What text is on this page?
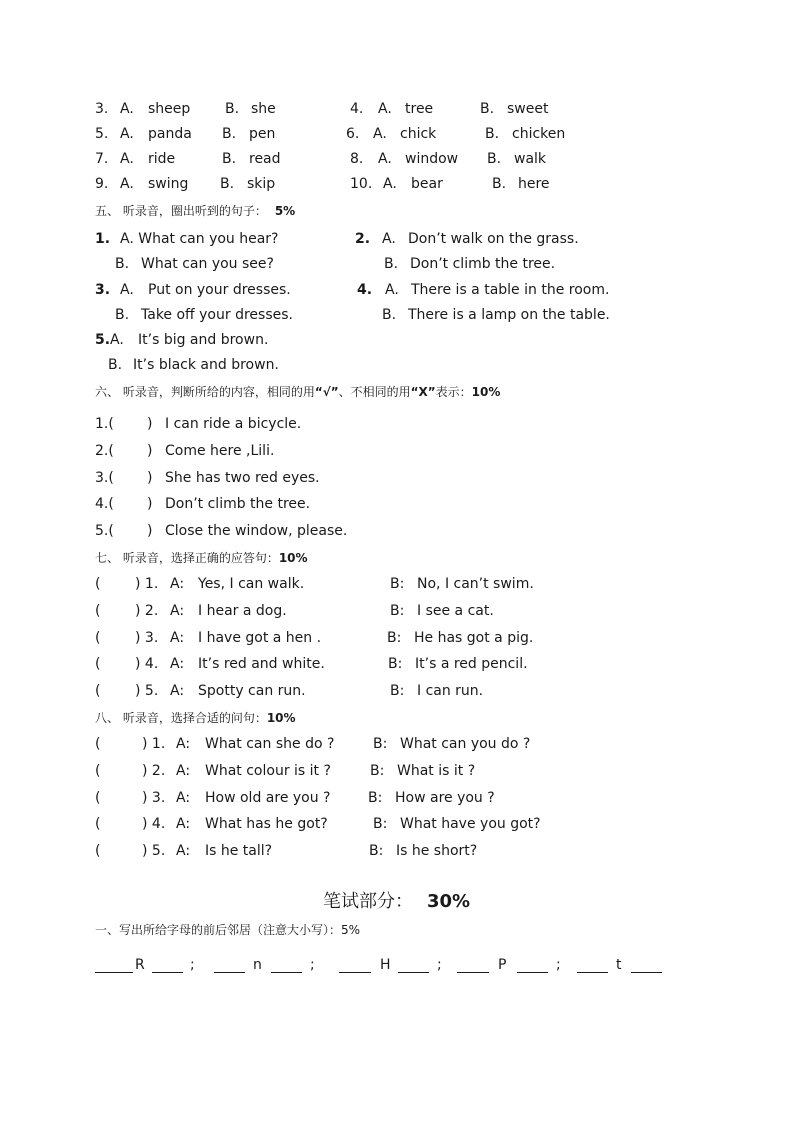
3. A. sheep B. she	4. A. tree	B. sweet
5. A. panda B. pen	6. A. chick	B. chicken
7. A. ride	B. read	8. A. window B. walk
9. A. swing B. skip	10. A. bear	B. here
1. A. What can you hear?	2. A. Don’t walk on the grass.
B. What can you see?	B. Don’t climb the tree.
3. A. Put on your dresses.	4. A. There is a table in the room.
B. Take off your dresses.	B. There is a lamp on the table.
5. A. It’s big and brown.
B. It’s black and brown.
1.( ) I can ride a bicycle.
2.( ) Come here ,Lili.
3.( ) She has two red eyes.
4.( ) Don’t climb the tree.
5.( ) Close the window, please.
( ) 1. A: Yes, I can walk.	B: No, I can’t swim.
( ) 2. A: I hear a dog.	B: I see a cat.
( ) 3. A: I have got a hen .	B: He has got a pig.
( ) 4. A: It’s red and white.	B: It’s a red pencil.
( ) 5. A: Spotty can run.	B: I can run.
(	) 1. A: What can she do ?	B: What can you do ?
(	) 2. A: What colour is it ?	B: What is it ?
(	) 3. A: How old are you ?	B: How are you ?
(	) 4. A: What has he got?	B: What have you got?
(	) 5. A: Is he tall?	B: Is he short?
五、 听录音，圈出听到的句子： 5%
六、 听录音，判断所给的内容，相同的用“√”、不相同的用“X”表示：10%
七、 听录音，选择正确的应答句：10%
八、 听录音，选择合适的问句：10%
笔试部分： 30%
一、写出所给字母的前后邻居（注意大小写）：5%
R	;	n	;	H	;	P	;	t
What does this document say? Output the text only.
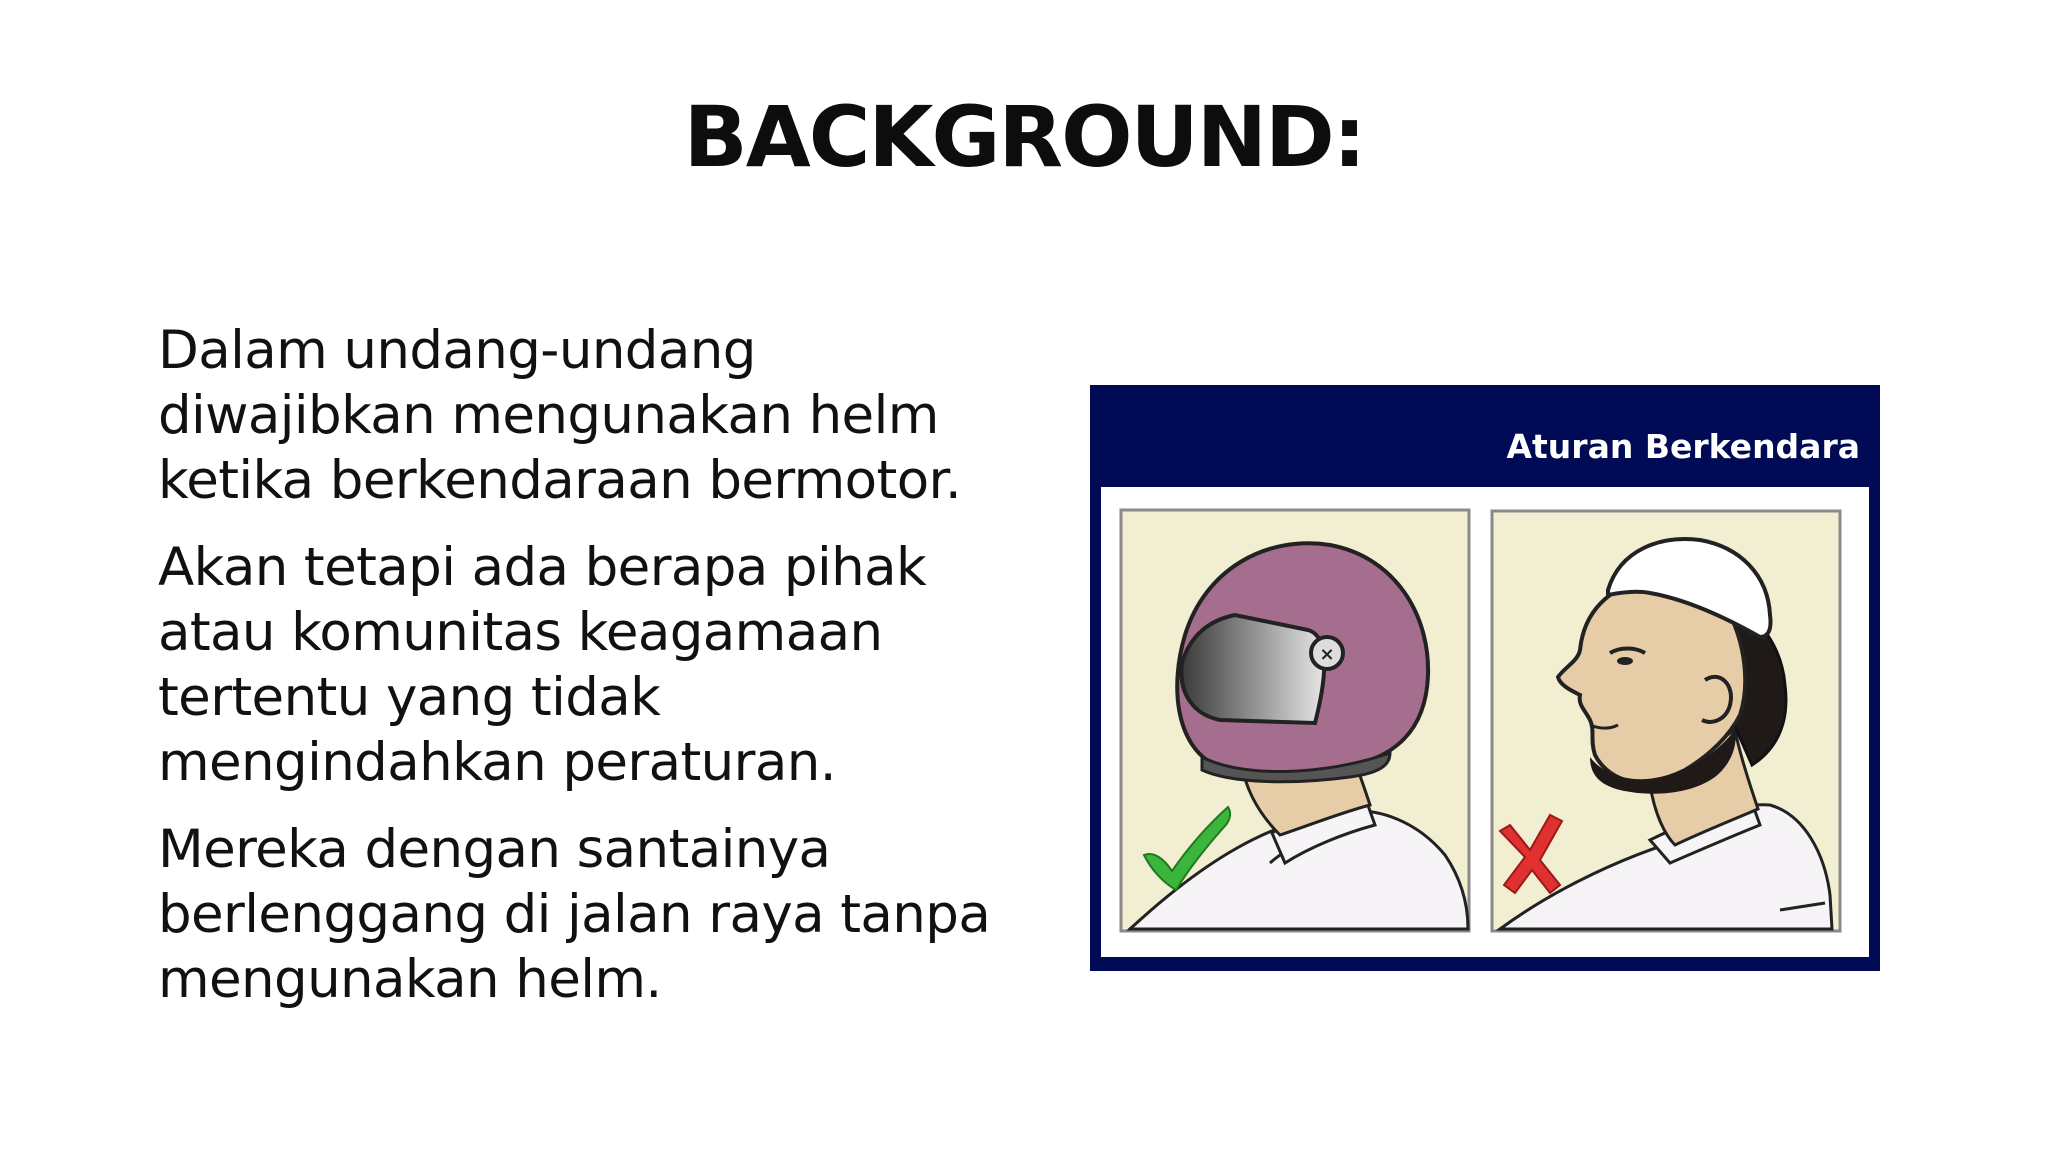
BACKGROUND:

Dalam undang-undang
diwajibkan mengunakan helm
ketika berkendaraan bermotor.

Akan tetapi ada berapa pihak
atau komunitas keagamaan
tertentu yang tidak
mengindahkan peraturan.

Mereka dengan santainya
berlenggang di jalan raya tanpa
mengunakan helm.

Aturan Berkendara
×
+--
# Request
Identify every line above that includes the word "tree", and show those lines.

# Solution for this problem
3. A. sheep B. she	4. A. tree	B. sweet
B. What can you see?	B. Don’t climb the tree.
4.( ) Don’t climb the tree.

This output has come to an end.